# [What is being asked]
Report the number of lines containing "虽死犹存", with no other words.

# [Data to process]

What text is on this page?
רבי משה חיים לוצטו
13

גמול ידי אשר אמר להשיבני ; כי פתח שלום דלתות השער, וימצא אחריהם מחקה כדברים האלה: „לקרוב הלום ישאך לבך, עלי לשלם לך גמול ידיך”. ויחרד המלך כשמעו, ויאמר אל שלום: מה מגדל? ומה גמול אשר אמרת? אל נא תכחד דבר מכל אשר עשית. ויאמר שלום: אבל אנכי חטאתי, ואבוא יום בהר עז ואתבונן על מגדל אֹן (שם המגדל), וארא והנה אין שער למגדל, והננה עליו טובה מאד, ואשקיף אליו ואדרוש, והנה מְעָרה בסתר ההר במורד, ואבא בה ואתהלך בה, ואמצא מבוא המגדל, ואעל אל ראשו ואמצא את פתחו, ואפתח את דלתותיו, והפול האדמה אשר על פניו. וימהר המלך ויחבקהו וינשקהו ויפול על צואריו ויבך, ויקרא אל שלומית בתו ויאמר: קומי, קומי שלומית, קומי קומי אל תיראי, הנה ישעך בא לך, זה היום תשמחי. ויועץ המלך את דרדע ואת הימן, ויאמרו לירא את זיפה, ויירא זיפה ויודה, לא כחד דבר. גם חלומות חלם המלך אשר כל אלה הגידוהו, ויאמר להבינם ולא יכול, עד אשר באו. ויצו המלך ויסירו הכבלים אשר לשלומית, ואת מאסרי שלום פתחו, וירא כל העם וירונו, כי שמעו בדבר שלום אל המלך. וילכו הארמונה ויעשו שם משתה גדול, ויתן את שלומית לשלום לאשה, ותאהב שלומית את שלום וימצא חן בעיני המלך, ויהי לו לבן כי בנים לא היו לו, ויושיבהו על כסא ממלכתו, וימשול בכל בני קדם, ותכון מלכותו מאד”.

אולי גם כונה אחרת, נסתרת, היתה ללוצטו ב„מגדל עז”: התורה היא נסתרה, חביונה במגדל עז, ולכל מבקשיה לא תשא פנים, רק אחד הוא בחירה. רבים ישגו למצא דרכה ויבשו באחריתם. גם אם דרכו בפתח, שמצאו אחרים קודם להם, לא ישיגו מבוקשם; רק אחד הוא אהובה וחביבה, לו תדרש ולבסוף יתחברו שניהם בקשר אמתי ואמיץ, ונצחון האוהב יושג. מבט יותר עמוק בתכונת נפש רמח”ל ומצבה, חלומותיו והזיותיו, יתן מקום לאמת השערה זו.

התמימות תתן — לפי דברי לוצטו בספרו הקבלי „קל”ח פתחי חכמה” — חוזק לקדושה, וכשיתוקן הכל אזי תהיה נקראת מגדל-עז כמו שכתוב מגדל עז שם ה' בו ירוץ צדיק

--

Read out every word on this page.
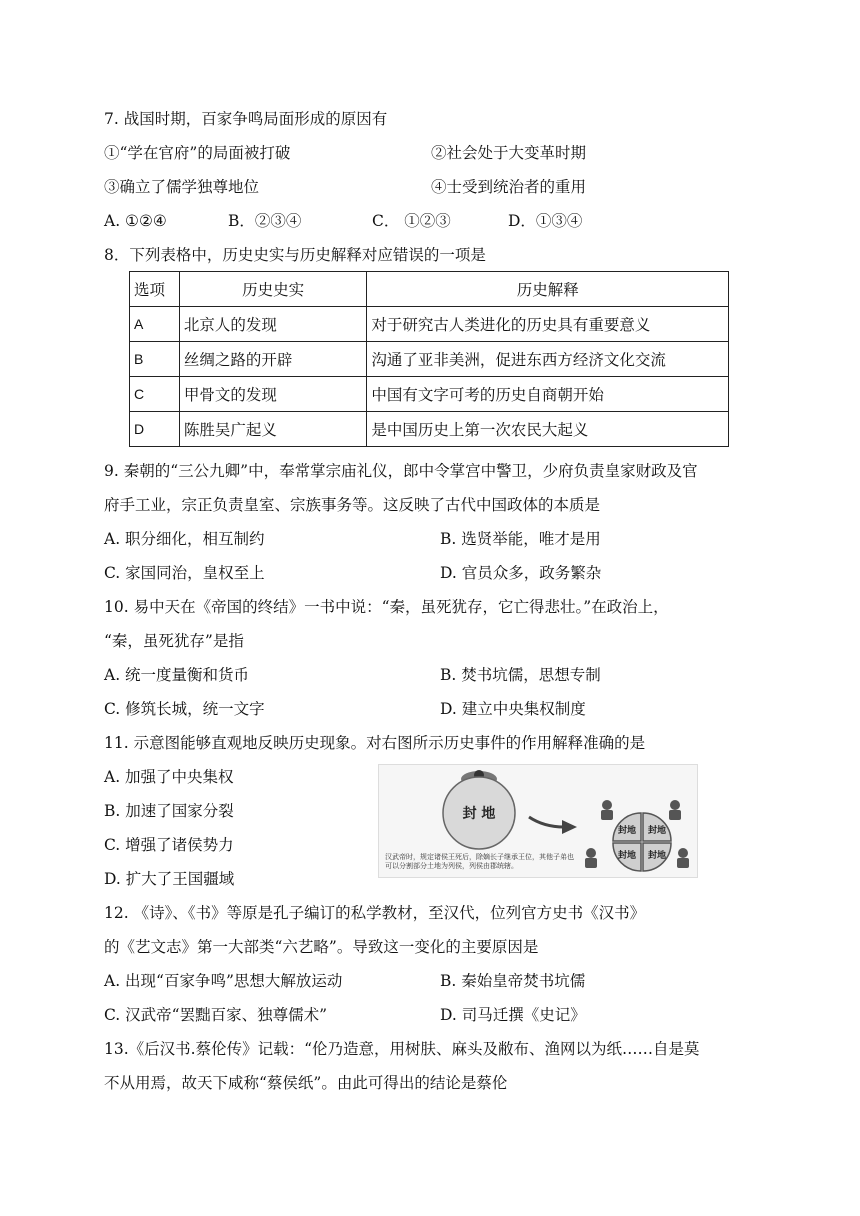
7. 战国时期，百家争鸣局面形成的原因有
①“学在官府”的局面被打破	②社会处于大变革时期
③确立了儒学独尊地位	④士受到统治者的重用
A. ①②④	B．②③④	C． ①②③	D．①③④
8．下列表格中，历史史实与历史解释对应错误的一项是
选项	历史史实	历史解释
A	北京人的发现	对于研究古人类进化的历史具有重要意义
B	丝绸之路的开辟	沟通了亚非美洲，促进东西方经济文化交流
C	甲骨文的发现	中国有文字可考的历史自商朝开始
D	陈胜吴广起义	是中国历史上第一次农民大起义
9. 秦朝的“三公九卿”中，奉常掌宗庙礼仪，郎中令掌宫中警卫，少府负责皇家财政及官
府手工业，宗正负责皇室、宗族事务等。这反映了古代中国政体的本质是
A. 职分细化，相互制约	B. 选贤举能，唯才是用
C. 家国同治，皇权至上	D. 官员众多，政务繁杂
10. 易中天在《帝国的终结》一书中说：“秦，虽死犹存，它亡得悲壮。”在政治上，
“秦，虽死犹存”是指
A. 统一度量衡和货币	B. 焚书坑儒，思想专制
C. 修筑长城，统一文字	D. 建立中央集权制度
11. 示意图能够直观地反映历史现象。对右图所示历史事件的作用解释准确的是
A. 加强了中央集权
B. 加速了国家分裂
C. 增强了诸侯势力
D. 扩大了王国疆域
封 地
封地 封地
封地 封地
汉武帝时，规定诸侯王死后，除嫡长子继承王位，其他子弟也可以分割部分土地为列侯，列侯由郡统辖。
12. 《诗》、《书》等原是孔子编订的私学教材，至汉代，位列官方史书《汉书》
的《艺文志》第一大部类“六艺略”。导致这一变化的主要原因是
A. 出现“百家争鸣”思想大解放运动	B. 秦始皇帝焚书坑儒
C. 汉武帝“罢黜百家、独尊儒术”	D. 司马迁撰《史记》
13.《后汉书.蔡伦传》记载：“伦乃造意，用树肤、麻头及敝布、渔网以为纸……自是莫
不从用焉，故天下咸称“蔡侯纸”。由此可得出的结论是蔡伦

...

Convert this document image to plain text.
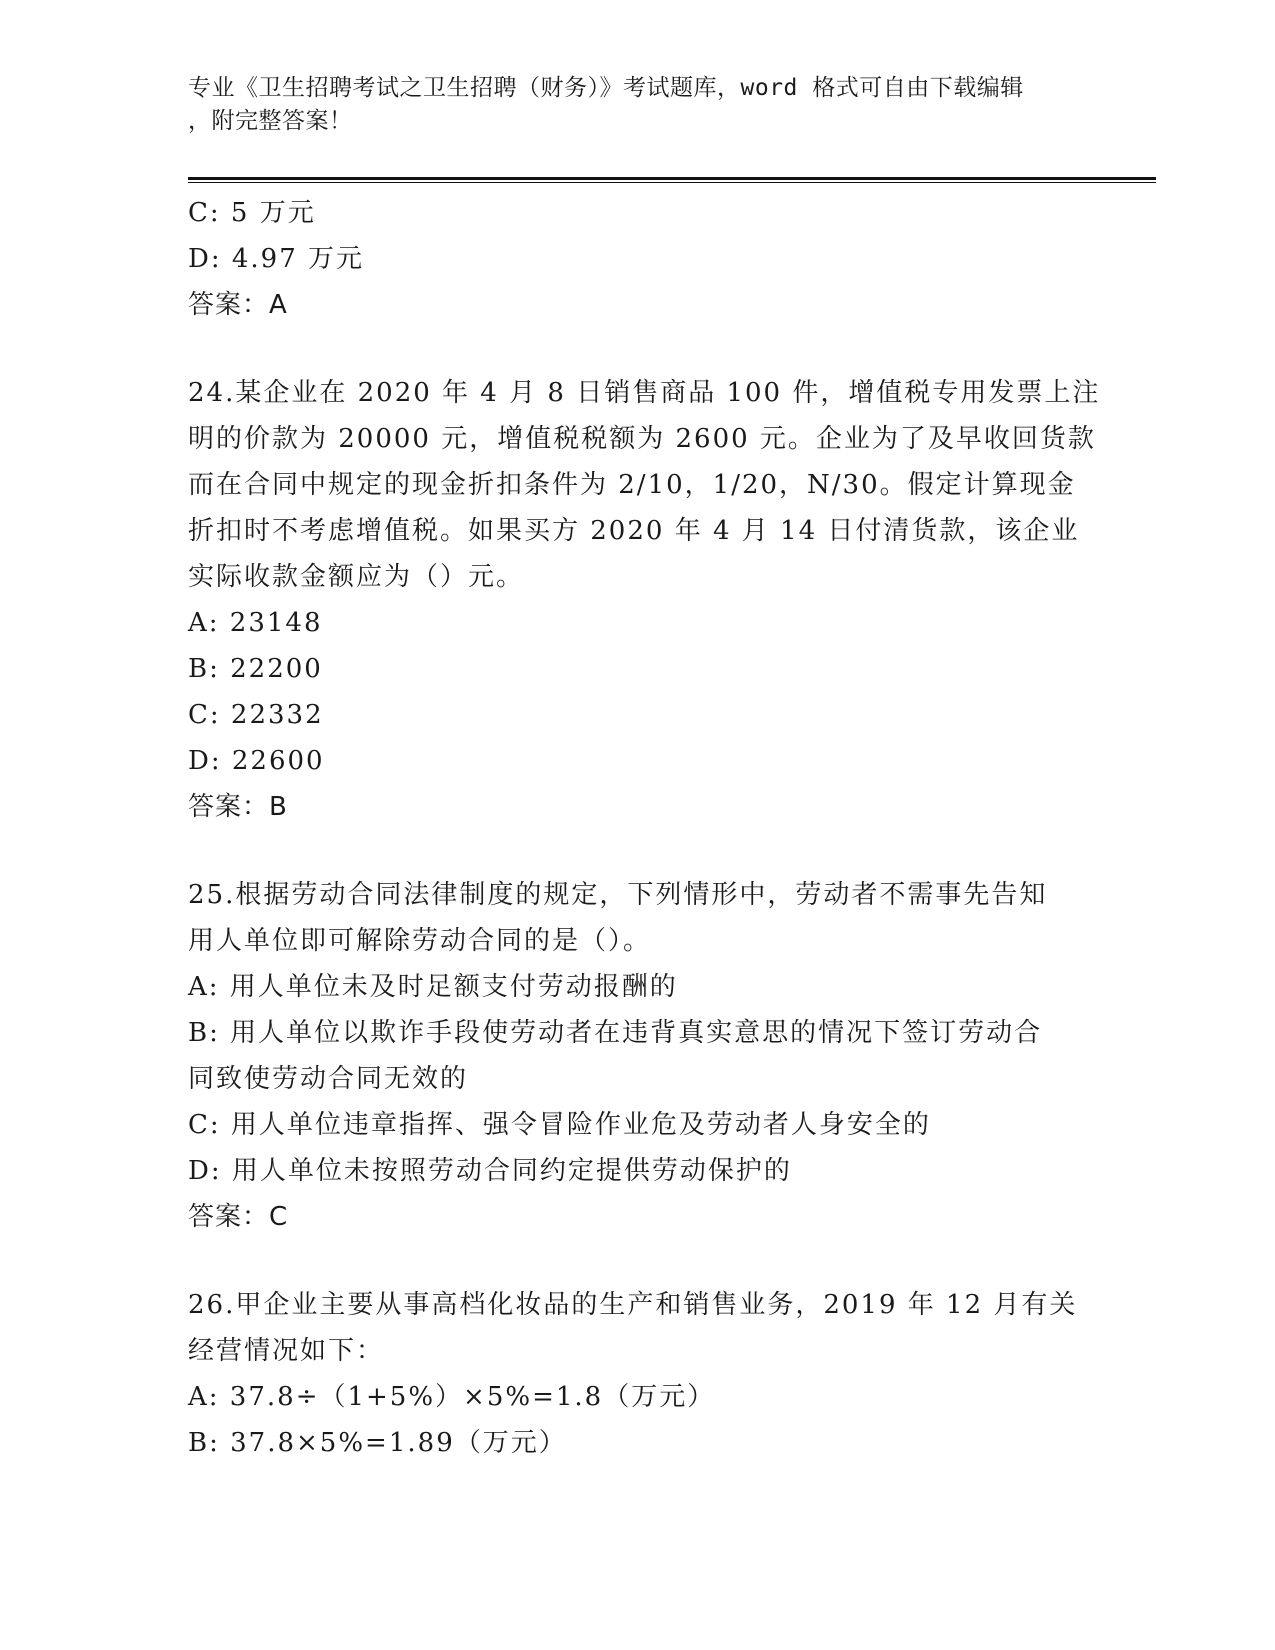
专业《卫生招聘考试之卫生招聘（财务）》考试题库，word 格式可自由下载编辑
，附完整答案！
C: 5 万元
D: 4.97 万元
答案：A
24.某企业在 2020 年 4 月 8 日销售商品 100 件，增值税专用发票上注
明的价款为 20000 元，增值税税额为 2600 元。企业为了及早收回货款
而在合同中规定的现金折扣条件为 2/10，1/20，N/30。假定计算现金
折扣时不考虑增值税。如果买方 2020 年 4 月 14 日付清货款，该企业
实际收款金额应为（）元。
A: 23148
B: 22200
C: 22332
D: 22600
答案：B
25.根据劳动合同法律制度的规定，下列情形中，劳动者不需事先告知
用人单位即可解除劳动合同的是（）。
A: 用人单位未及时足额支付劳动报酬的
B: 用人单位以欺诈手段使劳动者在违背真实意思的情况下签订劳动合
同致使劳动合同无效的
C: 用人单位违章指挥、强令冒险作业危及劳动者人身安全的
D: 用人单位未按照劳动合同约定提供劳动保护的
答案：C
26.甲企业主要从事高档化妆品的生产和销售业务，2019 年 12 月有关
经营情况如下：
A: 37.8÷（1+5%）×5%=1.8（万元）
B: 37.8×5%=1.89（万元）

# [Solution to this exercise]
2